Task goal. Reproduce the listing from its beginning through the line containing "What elements are", both ends included, and leave out the pictures.
--- START ---
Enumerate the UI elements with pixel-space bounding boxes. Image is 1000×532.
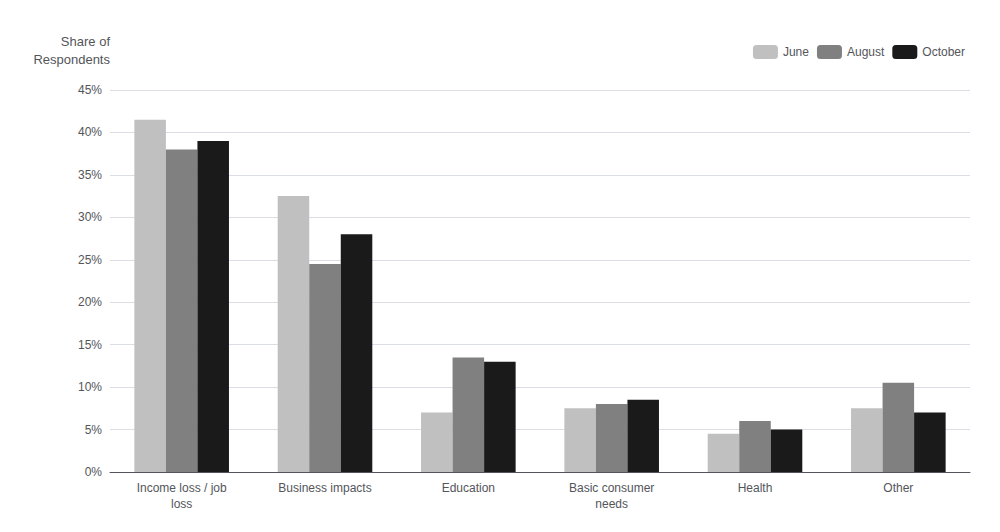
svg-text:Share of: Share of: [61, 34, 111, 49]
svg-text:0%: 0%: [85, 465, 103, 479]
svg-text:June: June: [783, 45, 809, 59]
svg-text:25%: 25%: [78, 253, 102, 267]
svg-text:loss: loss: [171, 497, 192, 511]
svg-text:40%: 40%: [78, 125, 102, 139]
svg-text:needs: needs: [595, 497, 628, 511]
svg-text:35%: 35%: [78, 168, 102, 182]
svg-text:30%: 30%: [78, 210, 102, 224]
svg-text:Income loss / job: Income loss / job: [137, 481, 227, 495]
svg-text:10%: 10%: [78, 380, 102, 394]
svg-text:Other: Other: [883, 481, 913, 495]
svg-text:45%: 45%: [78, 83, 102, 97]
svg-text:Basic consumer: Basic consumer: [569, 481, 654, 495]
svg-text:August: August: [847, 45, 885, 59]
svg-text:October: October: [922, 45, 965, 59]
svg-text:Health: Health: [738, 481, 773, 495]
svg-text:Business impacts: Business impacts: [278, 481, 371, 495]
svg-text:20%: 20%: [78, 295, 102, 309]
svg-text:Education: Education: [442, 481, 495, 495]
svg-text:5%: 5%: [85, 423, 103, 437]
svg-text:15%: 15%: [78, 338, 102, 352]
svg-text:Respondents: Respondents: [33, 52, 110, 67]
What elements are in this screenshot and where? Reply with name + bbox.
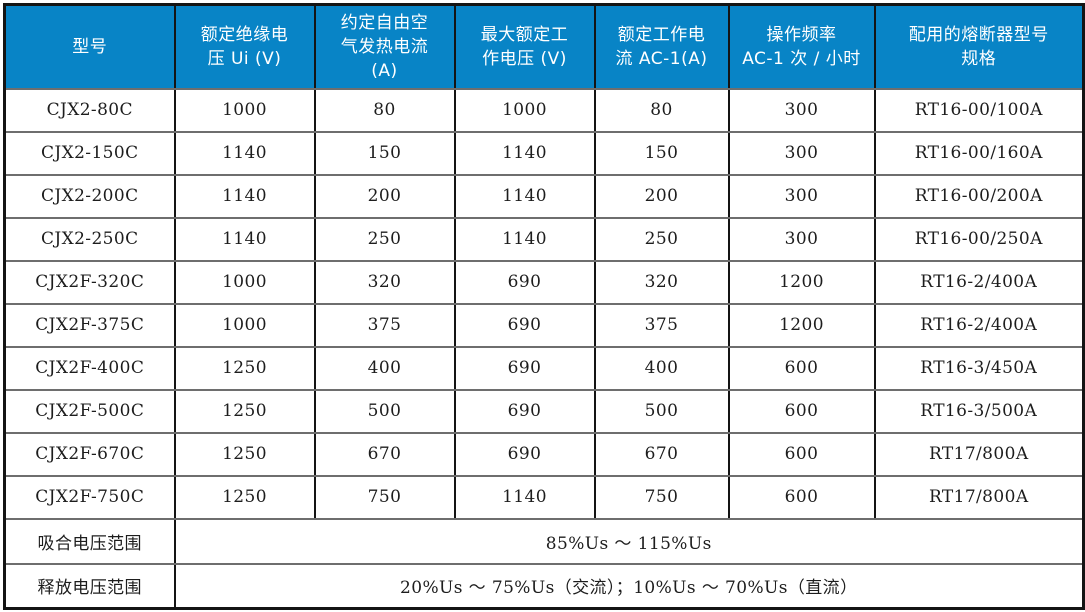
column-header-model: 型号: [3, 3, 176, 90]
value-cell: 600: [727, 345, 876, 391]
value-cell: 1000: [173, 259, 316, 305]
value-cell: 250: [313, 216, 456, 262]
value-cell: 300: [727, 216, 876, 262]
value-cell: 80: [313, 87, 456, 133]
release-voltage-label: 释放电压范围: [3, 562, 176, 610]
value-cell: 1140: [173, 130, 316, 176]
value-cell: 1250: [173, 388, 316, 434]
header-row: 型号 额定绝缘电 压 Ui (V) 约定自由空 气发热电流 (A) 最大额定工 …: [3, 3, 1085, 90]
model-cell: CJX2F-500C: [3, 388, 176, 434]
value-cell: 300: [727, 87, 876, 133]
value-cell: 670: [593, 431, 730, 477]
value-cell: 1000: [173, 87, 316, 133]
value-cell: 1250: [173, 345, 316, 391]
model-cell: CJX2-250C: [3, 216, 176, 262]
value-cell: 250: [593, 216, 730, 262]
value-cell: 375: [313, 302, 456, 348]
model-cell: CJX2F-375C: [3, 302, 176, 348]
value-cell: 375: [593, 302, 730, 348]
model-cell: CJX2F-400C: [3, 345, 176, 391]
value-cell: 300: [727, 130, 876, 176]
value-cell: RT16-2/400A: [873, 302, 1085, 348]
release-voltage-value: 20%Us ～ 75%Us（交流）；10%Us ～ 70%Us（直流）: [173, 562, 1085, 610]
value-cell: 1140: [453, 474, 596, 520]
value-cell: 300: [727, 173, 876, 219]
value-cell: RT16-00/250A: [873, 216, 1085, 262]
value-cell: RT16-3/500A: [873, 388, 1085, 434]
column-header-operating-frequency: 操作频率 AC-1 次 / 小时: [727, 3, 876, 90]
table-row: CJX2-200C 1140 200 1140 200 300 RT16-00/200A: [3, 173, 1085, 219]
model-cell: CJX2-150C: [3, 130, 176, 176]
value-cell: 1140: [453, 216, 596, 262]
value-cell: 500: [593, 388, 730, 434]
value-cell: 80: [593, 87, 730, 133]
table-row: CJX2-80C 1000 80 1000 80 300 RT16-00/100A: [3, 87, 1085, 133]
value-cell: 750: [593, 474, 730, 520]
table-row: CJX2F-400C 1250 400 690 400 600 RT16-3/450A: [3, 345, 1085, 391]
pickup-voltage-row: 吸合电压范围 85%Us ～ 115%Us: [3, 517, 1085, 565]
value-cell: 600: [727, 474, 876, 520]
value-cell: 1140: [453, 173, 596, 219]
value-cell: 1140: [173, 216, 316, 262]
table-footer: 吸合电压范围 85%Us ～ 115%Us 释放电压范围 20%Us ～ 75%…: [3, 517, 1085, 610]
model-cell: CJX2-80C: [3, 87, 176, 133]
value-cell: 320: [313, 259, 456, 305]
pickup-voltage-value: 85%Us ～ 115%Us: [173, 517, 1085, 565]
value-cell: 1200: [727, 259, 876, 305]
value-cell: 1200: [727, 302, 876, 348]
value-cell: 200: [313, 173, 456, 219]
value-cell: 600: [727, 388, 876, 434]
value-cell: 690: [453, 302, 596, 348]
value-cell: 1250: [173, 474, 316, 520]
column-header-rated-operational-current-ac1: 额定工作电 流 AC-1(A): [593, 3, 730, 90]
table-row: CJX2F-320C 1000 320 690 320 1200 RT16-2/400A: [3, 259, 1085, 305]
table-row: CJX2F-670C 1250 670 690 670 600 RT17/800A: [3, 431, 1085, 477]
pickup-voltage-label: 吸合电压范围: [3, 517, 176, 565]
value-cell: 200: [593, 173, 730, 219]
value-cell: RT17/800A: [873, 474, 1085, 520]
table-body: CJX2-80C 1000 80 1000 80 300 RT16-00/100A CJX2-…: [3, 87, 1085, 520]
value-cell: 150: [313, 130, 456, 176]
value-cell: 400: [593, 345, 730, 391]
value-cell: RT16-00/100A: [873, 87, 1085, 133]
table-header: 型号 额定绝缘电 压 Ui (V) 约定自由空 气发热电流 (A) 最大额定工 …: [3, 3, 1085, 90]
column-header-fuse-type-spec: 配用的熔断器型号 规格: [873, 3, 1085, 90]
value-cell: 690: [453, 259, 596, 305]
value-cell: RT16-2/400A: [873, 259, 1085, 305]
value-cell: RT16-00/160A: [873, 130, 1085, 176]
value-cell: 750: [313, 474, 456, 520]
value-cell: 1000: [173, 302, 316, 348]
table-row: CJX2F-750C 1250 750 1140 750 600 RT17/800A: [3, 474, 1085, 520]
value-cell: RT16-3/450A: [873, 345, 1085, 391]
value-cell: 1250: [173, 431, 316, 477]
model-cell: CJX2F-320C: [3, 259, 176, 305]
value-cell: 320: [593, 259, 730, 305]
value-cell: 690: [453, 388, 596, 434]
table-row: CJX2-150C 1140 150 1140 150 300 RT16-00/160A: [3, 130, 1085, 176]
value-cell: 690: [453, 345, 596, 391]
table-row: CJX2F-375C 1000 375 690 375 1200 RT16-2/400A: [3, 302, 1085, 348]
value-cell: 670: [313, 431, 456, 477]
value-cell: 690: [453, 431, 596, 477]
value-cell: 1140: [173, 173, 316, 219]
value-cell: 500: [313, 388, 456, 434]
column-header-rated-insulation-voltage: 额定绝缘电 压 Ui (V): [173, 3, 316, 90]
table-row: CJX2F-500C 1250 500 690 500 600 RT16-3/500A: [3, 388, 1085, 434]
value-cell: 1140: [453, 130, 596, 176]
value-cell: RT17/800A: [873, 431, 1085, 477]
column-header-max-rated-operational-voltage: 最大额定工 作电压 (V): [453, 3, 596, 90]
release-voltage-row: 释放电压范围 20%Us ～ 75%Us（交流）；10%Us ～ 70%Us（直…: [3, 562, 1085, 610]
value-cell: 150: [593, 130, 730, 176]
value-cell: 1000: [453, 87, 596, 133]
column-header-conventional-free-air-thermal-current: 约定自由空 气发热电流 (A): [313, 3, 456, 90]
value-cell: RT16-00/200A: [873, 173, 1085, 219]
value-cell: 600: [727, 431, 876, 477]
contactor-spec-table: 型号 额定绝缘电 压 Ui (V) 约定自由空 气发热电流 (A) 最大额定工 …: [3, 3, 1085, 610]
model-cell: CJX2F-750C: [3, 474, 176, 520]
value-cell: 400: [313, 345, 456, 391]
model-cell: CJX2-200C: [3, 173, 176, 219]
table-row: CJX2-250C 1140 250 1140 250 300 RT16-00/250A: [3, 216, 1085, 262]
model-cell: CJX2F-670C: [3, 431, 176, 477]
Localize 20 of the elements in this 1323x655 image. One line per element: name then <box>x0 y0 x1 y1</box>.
--- END ---
Task result.
Enumerate the UI elements with pixel-space bounding boxes. Image is 1000×532.
svg-text:Share of: Share of: [61, 34, 111, 49]
svg-text:0%: 0%: [85, 465, 103, 479]
svg-text:June: June: [783, 45, 809, 59]
svg-text:25%: 25%: [78, 253, 102, 267]
svg-text:loss: loss: [171, 497, 192, 511]
svg-text:40%: 40%: [78, 125, 102, 139]
svg-text:needs: needs: [595, 497, 628, 511]
svg-text:35%: 35%: [78, 168, 102, 182]
svg-text:30%: 30%: [78, 210, 102, 224]
svg-text:Income loss / job: Income loss / job: [137, 481, 227, 495]
svg-text:10%: 10%: [78, 380, 102, 394]
svg-text:Other: Other: [883, 481, 913, 495]
svg-text:45%: 45%: [78, 83, 102, 97]
svg-text:Basic consumer: Basic consumer: [569, 481, 654, 495]
svg-text:August: August: [847, 45, 885, 59]
svg-text:October: October: [922, 45, 965, 59]
svg-text:Health: Health: [738, 481, 773, 495]
svg-text:Business impacts: Business impacts: [278, 481, 371, 495]
svg-text:20%: 20%: [78, 295, 102, 309]
svg-text:Education: Education: [442, 481, 495, 495]
svg-text:5%: 5%: [85, 423, 103, 437]
svg-text:15%: 15%: [78, 338, 102, 352]
svg-text:Respondents: Respondents: [33, 52, 110, 67]
What elements are in this screenshot and where? Reply with name + bbox.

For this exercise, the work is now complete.